**Objective:** Write out each line word for word. Drop pictures.

--- Begin Data records ---

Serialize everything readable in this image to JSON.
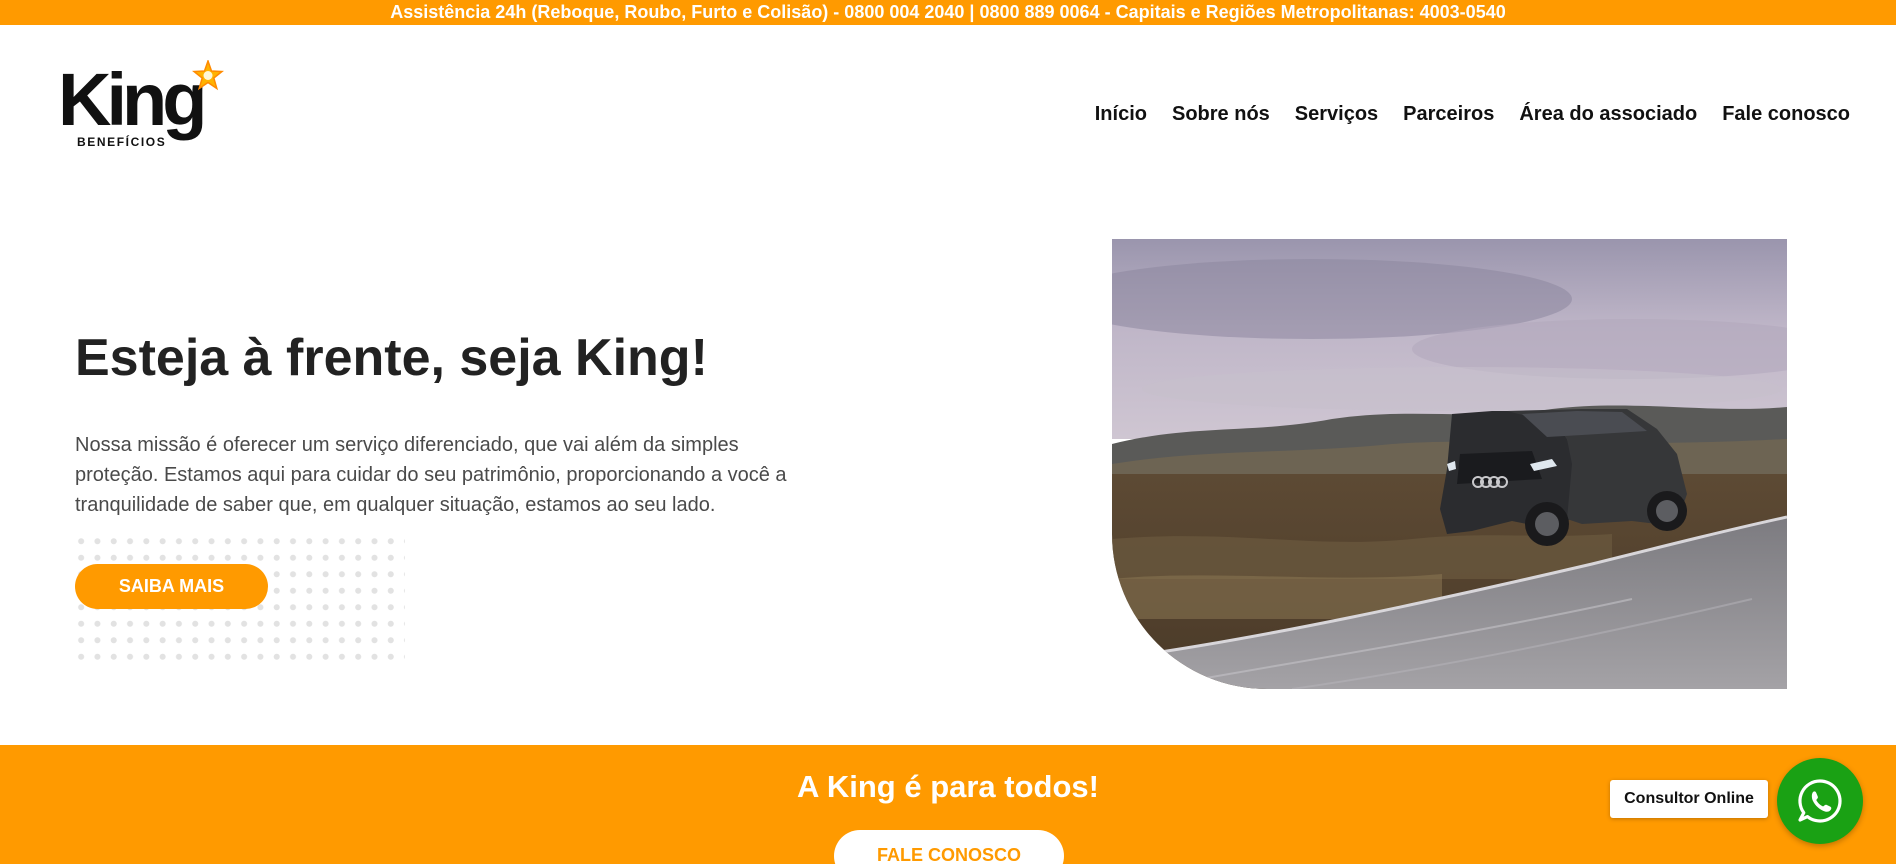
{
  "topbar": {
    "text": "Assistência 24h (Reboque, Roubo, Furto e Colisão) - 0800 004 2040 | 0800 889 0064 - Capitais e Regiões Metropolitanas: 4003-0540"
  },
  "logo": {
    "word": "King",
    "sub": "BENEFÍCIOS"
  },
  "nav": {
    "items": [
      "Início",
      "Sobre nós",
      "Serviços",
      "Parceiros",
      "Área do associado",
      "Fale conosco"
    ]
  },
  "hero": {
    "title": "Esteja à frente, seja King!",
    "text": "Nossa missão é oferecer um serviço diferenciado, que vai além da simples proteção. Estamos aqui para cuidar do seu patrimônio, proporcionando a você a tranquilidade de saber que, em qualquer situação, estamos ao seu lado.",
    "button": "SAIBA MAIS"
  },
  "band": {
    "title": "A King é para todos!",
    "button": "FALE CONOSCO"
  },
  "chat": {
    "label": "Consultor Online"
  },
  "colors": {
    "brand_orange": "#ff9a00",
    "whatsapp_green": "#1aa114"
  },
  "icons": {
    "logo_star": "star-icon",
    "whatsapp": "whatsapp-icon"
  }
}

--- End Data records ---

**Finished task:**
Serialize everything readable in this image to JSON.
{
  "topbar": {
    "text": "Assistência 24h (Reboque, Roubo, Furto e Colisão) - 0800 004 2040 | 0800 889 0064 - Capitais e Regiões Metropolitanas: 4003-0540"
  },
  "logo": {
    "word": "King",
    "sub": "BENEFÍCIOS"
  },
  "nav": {
    "items": [
      "Início",
      "Sobre nós",
      "Serviços",
      "Parceiros",
      "Área do associado",
      "Fale conosco"
    ]
  },
  "hero": {
    "title": "Esteja à frente, seja King!",
    "text": "Nossa missão é oferecer um serviço diferenciado, que vai além da simples proteção. Estamos aqui para cuidar do seu patrimônio, proporcionando a você a tranquilidade de saber que, em qualquer situação, estamos ao seu lado.",
    "button": "SAIBA MAIS"
  },
  "band": {
    "title": "A King é para todos!",
    "button": "FALE CONOSCO"
  },
  "chat": {
    "label": "Consultor Online"
  },
  "colors": {
    "brand_orange": "#ff9a00",
    "whatsapp_green": "#1aa114"
  },
  "icons": {
    "logo_star": "star-icon",
    "whatsapp": "whatsapp-icon"
  }
}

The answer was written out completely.